WRITTEN TASK:
Filter the records below down to lines containing "household".

SUPPLIED MATERIAL:

┄┄┄┄┄┄┄┄┄┄

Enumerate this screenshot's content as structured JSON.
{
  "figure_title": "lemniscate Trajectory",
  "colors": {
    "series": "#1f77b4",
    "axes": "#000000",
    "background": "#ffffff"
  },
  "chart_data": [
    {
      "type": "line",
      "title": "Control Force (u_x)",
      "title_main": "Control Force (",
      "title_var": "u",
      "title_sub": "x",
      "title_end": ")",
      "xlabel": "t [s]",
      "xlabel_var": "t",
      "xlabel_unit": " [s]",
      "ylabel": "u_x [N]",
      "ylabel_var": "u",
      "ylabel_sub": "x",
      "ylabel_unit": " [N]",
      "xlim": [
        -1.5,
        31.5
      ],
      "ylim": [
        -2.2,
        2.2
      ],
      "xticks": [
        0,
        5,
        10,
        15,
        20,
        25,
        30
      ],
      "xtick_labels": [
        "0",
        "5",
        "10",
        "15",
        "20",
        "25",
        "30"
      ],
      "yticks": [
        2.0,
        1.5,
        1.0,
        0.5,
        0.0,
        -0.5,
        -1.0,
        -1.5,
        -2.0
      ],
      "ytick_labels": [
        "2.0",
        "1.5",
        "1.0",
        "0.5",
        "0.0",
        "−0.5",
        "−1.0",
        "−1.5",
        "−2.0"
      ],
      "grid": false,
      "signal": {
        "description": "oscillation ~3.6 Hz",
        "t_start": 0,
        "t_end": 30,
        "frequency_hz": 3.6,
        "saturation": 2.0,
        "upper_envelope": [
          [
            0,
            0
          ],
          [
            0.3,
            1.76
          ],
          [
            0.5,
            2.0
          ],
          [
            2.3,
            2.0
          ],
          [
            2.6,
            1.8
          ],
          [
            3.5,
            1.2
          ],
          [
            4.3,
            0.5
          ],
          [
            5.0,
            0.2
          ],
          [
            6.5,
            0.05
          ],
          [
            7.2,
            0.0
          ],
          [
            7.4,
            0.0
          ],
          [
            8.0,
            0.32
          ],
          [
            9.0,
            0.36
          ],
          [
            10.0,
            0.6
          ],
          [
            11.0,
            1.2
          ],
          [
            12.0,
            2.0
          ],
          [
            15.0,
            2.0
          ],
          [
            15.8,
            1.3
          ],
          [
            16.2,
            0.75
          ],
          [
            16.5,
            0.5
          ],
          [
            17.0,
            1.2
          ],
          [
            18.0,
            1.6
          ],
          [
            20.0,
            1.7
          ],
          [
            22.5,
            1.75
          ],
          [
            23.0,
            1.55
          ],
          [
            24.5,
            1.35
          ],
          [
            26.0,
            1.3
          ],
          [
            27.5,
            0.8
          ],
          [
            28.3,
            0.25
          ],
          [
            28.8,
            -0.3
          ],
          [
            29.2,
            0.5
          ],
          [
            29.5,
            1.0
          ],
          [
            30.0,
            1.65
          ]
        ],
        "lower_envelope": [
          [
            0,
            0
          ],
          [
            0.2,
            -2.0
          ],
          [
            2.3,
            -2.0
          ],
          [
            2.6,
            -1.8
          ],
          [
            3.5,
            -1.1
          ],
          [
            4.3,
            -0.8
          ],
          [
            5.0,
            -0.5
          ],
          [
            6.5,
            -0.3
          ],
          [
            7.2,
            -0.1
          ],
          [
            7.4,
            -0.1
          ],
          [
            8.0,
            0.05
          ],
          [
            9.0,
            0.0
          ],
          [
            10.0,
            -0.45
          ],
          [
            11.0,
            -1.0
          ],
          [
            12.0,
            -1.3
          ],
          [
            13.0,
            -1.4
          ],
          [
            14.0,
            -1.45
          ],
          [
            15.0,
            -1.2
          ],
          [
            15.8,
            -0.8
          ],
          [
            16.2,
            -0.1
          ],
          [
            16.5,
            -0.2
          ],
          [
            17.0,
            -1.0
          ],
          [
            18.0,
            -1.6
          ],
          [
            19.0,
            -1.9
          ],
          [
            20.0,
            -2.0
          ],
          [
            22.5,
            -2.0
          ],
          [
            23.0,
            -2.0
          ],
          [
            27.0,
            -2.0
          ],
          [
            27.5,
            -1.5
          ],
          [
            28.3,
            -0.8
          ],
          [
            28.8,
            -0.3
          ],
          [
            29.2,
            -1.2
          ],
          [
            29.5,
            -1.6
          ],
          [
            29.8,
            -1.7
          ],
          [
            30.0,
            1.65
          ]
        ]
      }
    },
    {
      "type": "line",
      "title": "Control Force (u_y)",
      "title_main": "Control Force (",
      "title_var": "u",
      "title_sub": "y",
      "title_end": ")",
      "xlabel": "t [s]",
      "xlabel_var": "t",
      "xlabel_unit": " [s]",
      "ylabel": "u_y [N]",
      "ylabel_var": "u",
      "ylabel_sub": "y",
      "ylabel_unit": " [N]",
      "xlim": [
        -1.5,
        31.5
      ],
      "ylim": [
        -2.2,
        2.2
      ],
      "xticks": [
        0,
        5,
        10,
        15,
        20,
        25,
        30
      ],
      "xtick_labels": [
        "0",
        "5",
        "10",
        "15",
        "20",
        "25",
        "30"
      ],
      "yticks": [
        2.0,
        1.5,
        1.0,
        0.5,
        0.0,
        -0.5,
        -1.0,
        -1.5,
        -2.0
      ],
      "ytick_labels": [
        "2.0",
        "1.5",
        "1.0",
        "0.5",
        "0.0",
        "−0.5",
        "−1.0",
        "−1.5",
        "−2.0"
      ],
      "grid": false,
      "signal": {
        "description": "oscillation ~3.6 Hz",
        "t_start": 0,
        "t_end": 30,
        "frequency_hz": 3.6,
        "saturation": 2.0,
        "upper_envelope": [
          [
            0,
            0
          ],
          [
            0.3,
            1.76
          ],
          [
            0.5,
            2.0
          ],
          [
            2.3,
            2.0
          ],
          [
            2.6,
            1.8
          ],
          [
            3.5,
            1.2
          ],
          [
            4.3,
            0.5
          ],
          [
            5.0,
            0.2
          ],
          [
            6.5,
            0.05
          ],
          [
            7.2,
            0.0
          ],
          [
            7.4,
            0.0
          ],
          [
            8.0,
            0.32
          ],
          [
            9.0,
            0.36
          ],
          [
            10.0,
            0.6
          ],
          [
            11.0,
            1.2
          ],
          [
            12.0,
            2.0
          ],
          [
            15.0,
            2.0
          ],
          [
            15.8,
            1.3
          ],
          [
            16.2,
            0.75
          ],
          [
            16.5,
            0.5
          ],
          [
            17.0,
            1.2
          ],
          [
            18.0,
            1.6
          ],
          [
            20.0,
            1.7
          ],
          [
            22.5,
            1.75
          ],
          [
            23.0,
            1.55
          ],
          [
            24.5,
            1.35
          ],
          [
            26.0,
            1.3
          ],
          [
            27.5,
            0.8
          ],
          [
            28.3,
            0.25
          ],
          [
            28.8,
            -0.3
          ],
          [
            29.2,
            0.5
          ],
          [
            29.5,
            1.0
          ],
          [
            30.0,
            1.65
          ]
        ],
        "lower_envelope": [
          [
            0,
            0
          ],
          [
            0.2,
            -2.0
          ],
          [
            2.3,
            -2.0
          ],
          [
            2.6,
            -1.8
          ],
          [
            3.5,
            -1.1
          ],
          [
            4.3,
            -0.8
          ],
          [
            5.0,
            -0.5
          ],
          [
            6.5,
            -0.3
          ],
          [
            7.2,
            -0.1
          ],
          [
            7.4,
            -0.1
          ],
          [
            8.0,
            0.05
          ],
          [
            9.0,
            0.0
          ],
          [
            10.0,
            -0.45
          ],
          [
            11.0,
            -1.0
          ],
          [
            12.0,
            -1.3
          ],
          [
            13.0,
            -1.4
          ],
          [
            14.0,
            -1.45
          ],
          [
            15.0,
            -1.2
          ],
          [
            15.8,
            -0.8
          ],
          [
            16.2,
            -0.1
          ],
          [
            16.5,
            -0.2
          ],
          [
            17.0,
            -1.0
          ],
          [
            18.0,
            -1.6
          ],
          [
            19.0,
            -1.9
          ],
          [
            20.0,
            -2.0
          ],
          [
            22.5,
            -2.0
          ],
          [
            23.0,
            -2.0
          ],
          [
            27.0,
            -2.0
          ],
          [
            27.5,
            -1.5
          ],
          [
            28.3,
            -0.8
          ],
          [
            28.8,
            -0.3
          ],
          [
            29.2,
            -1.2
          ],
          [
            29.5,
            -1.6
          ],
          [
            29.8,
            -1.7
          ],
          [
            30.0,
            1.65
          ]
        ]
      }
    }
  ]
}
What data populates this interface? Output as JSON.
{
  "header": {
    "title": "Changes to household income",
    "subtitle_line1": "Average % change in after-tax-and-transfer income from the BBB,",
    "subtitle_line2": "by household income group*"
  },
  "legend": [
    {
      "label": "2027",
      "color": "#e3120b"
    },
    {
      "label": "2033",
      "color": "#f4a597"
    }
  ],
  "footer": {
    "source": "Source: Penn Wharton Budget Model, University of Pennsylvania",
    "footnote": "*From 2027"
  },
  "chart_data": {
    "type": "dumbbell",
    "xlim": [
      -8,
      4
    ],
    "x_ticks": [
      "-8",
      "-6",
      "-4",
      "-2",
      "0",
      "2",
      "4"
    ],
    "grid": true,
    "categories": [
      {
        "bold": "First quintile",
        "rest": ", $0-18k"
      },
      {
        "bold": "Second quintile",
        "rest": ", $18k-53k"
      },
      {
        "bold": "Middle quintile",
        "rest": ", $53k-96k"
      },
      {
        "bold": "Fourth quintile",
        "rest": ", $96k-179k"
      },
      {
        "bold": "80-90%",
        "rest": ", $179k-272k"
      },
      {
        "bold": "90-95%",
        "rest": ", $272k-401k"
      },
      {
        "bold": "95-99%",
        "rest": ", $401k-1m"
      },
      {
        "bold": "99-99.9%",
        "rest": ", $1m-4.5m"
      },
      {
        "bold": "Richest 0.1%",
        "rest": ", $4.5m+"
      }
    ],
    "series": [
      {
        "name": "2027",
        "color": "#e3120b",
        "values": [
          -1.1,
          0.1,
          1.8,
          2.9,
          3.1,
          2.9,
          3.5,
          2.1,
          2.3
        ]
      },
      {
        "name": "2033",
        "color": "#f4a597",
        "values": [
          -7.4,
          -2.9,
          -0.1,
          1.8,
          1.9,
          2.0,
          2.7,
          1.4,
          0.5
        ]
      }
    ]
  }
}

┄┄┄┄┄┄┄┄┄┄

RIGHT ANSWER:
    "title": "Changes to household income",
    "subtitle_line2": "by household income group*"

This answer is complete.